> [To do]:
Your task is to print all of the material verbatim.

> [Extracted material]:
==================================================

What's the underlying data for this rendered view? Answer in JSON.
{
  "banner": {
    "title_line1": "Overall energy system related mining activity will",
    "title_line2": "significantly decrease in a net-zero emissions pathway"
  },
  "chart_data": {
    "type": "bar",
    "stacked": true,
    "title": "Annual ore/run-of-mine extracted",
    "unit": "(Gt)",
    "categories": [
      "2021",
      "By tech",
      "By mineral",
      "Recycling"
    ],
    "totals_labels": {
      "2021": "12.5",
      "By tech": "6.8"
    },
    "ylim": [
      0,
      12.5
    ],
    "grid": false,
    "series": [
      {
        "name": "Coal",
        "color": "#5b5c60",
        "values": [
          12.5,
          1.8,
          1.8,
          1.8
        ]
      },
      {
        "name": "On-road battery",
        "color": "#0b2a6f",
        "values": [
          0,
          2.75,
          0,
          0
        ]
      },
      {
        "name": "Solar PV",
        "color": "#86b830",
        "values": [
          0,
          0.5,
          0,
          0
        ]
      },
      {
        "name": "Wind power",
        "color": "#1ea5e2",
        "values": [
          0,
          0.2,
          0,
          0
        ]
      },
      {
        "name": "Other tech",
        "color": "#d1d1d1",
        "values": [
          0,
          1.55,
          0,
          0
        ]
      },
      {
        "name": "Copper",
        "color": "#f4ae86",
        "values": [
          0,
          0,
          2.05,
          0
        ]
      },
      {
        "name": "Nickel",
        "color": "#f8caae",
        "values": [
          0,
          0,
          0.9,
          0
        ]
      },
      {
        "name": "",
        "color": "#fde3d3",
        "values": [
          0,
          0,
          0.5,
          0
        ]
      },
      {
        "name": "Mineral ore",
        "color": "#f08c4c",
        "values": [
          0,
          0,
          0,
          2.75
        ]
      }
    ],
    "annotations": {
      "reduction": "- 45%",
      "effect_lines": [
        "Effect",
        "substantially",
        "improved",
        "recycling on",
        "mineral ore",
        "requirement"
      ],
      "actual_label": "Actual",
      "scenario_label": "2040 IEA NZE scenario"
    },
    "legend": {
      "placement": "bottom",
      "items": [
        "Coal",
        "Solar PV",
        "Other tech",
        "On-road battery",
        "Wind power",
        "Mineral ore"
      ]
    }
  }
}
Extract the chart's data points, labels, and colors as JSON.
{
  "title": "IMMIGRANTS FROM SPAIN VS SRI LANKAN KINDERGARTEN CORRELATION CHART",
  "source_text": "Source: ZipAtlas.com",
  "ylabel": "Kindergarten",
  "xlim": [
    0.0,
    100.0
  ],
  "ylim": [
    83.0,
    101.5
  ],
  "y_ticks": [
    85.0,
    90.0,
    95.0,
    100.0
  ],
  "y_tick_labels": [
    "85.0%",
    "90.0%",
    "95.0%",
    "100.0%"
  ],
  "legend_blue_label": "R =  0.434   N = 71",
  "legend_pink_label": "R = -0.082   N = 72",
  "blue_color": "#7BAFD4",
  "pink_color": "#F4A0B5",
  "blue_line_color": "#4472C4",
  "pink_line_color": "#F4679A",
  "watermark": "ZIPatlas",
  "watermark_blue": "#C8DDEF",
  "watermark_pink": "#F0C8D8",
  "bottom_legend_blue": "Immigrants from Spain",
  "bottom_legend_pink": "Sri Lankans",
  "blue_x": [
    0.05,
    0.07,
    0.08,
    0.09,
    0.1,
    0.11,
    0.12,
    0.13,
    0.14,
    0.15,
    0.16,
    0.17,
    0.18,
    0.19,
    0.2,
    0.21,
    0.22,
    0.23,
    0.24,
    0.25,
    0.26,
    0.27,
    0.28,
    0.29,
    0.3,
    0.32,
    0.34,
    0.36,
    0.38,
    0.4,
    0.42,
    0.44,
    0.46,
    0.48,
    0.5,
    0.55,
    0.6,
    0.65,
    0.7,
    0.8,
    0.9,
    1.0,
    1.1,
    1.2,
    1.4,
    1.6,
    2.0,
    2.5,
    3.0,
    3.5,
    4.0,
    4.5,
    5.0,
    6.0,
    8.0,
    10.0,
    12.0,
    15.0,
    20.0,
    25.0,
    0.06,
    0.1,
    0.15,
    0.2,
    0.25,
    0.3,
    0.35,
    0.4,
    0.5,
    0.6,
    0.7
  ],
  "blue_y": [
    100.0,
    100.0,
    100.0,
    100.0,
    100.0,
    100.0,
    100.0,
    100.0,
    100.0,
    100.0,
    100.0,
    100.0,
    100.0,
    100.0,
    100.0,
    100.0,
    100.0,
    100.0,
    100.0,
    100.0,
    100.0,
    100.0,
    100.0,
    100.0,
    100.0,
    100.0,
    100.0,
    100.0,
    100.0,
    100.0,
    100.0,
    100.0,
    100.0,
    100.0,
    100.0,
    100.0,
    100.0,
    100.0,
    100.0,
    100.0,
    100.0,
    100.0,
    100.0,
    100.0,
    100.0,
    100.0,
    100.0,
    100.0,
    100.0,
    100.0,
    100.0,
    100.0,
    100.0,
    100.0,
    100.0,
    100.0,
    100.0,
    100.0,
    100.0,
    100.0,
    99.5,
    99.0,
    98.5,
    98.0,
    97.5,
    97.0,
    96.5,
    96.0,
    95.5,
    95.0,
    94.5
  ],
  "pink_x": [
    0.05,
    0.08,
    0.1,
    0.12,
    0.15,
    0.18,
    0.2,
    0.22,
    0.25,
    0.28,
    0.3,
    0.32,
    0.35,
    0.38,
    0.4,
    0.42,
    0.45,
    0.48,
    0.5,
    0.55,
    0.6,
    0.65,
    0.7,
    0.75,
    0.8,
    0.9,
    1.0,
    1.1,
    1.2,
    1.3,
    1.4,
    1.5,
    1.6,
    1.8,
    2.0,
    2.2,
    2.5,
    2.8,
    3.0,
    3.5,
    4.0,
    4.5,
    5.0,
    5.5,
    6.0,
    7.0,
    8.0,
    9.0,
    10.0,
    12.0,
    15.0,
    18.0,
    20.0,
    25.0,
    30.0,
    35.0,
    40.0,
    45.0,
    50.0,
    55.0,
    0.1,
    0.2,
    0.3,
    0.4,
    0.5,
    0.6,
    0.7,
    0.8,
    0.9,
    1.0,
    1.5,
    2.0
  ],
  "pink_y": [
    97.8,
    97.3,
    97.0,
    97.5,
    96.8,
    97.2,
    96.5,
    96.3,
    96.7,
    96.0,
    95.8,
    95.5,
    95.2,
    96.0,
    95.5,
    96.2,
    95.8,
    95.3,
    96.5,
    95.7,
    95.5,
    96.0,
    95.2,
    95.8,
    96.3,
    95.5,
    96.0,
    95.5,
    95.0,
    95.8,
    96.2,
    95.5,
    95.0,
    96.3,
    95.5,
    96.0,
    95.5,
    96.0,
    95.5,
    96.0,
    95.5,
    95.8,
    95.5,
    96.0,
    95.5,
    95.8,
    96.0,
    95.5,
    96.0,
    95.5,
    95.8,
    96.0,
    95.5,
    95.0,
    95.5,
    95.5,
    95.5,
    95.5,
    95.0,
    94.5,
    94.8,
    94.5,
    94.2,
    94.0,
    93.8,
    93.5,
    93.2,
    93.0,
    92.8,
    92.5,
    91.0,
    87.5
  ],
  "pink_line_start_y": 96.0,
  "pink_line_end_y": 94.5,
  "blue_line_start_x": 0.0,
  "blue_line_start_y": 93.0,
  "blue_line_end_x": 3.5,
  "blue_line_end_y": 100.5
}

==================================================

> [Exercise result]:
What's the underlying data for this rendered view? Answer in JSON.
{
  "banner": {
    "title_line1": "Overall energy system related mining activity will",
    "title_line2": "significantly decrease in a net-zero emissions pathway"
  },
  "chart_data": {
    "type": "bar",
    "stacked": true,
    "title": "Annual ore/run-of-mine extracted",
    "unit": "(Gt)",
    "categories": [
      "2021",
      "By tech",
      "By mineral",
      "Recycling"
    ],
    "totals_labels": {
      "2021": "12.5",
      "By tech": "6.8"
    },
    "ylim": [
      0,
      12.5
    ],
    "grid": false,
    "series": [
      {
        "name": "Coal",
        "color": "#5b5c60",
        "values": [
          12.5,
          1.8,
          1.8,
          1.8
        ]
      },
      {
        "name": "On-road battery",
        "color": "#0b2a6f",
        "values": [
          0,
          2.75,
          0,
          0
        ]
      },
      {
        "name": "Solar PV",
        "color": "#86b830",
        "values": [
          0,
          0.5,
          0,
          0
        ]
      },
      {
        "name": "Wind power",
        "color": "#1ea5e2",
        "values": [
          0,
          0.2,
          0,
          0
        ]
      },
      {
        "name": "Other tech",
        "color": "#d1d1d1",
        "values": [
          0,
          1.55,
          0,
          0
        ]
      },
      {
        "name": "Copper",
        "color": "#f4ae86",
        "values": [
          0,
          0,
          2.05,
          0
        ]
      },
      {
        "name": "Nickel",
        "color": "#f8caae",
        "values": [
          0,
          0,
          0.9,
          0
        ]
      },
      {
        "name": "",
        "color": "#fde3d3",
        "values": [
          0,
          0,
          0.5,
          0
        ]
      },
      {
        "name": "Mineral ore",
        "color": "#f08c4c",
        "values": [
          0,
          0,
          0,
          2.75
        ]
      }
    ],
    "annotations": {
      "reduction": "- 45%",
      "effect_lines": [
        "Effect",
        "substantially",
        "improved",
        "recycling on",
        "mineral ore",
        "requirement"
      ],
      "actual_label": "Actual",
      "scenario_label": "2040 IEA NZE scenario"
    },
    "legend": {
      "placement": "bottom",
      "items": [
        "Coal",
        "Solar PV",
        "Other tech",
        "On-road battery",
        "Wind power",
        "Mineral ore"
      ]
    }
  }
}
Extract the chart's data points, labels, and colors as JSON.
{
  "title": "IMMIGRANTS FROM SPAIN VS SRI LANKAN KINDERGARTEN CORRELATION CHART",
  "source_text": "Source: ZipAtlas.com",
  "ylabel": "Kindergarten",
  "xlim": [
    0.0,
    100.0
  ],
  "ylim": [
    83.0,
    101.5
  ],
  "y_ticks": [
    85.0,
    90.0,
    95.0,
    100.0
  ],
  "y_tick_labels": [
    "85.0%",
    "90.0%",
    "95.0%",
    "100.0%"
  ],
  "legend_blue_label": "R =  0.434   N = 71",
  "legend_pink_label": "R = -0.082   N = 72",
  "blue_color": "#7BAFD4",
  "pink_color": "#F4A0B5",
  "blue_line_color": "#4472C4",
  "pink_line_color": "#F4679A",
  "watermark": "ZIPatlas",
  "watermark_blue": "#C8DDEF",
  "watermark_pink": "#F0C8D8",
  "bottom_legend_blue": "Immigrants from Spain",
  "bottom_legend_pink": "Sri Lankans",
  "blue_x": [
    0.05,
    0.07,
    0.08,
    0.09,
    0.1,
    0.11,
    0.12,
    0.13,
    0.14,
    0.15,
    0.16,
    0.17,
    0.18,
    0.19,
    0.2,
    0.21,
    0.22,
    0.23,
    0.24,
    0.25,
    0.26,
    0.27,
    0.28,
    0.29,
    0.3,
    0.32,
    0.34,
    0.36,
    0.38,
    0.4,
    0.42,
    0.44,
    0.46,
    0.48,
    0.5,
    0.55,
    0.6,
    0.65,
    0.7,
    0.8,
    0.9,
    1.0,
    1.1,
    1.2,
    1.4,
    1.6,
    2.0,
    2.5,
    3.0,
    3.5,
    4.0,
    4.5,
    5.0,
    6.0,
    8.0,
    10.0,
    12.0,
    15.0,
    20.0,
    25.0,
    0.06,
    0.1,
    0.15,
    0.2,
    0.25,
    0.3,
    0.35,
    0.4,
    0.5,
    0.6,
    0.7
  ],
  "blue_y": [
    100.0,
    100.0,
    100.0,
    100.0,
    100.0,
    100.0,
    100.0,
    100.0,
    100.0,
    100.0,
    100.0,
    100.0,
    100.0,
    100.0,
    100.0,
    100.0,
    100.0,
    100.0,
    100.0,
    100.0,
    100.0,
    100.0,
    100.0,
    100.0,
    100.0,
    100.0,
    100.0,
    100.0,
    100.0,
    100.0,
    100.0,
    100.0,
    100.0,
    100.0,
    100.0,
    100.0,
    100.0,
    100.0,
    100.0,
    100.0,
    100.0,
    100.0,
    100.0,
    100.0,
    100.0,
    100.0,
    100.0,
    100.0,
    100.0,
    100.0,
    100.0,
    100.0,
    100.0,
    100.0,
    100.0,
    100.0,
    100.0,
    100.0,
    100.0,
    100.0,
    99.5,
    99.0,
    98.5,
    98.0,
    97.5,
    97.0,
    96.5,
    96.0,
    95.5,
    95.0,
    94.5
  ],
  "pink_x": [
    0.05,
    0.08,
    0.1,
    0.12,
    0.15,
    0.18,
    0.2,
    0.22,
    0.25,
    0.28,
    0.3,
    0.32,
    0.35,
    0.38,
    0.4,
    0.42,
    0.45,
    0.48,
    0.5,
    0.55,
    0.6,
    0.65,
    0.7,
    0.75,
    0.8,
    0.9,
    1.0,
    1.1,
    1.2,
    1.3,
    1.4,
    1.5,
    1.6,
    1.8,
    2.0,
    2.2,
    2.5,
    2.8,
    3.0,
    3.5,
    4.0,
    4.5,
    5.0,
    5.5,
    6.0,
    7.0,
    8.0,
    9.0,
    10.0,
    12.0,
    15.0,
    18.0,
    20.0,
    25.0,
    30.0,
    35.0,
    40.0,
    45.0,
    50.0,
    55.0,
    0.1,
    0.2,
    0.3,
    0.4,
    0.5,
    0.6,
    0.7,
    0.8,
    0.9,
    1.0,
    1.5,
    2.0
  ],
  "pink_y": [
    97.8,
    97.3,
    97.0,
    97.5,
    96.8,
    97.2,
    96.5,
    96.3,
    96.7,
    96.0,
    95.8,
    95.5,
    95.2,
    96.0,
    95.5,
    96.2,
    95.8,
    95.3,
    96.5,
    95.7,
    95.5,
    96.0,
    95.2,
    95.8,
    96.3,
    95.5,
    96.0,
    95.5,
    95.0,
    95.8,
    96.2,
    95.5,
    95.0,
    96.3,
    95.5,
    96.0,
    95.5,
    96.0,
    95.5,
    96.0,
    95.5,
    95.8,
    95.5,
    96.0,
    95.5,
    95.8,
    96.0,
    95.5,
    96.0,
    95.5,
    95.8,
    96.0,
    95.5,
    95.0,
    95.5,
    95.5,
    95.5,
    95.5,
    95.0,
    94.5,
    94.8,
    94.5,
    94.2,
    94.0,
    93.8,
    93.5,
    93.2,
    93.0,
    92.8,
    92.5,
    91.0,
    87.5
  ],
  "pink_line_start_y": 96.0,
  "pink_line_end_y": 94.5,
  "blue_line_start_x": 0.0,
  "blue_line_start_y": 93.0,
  "blue_line_end_x": 3.5,
  "blue_line_end_y": 100.5
}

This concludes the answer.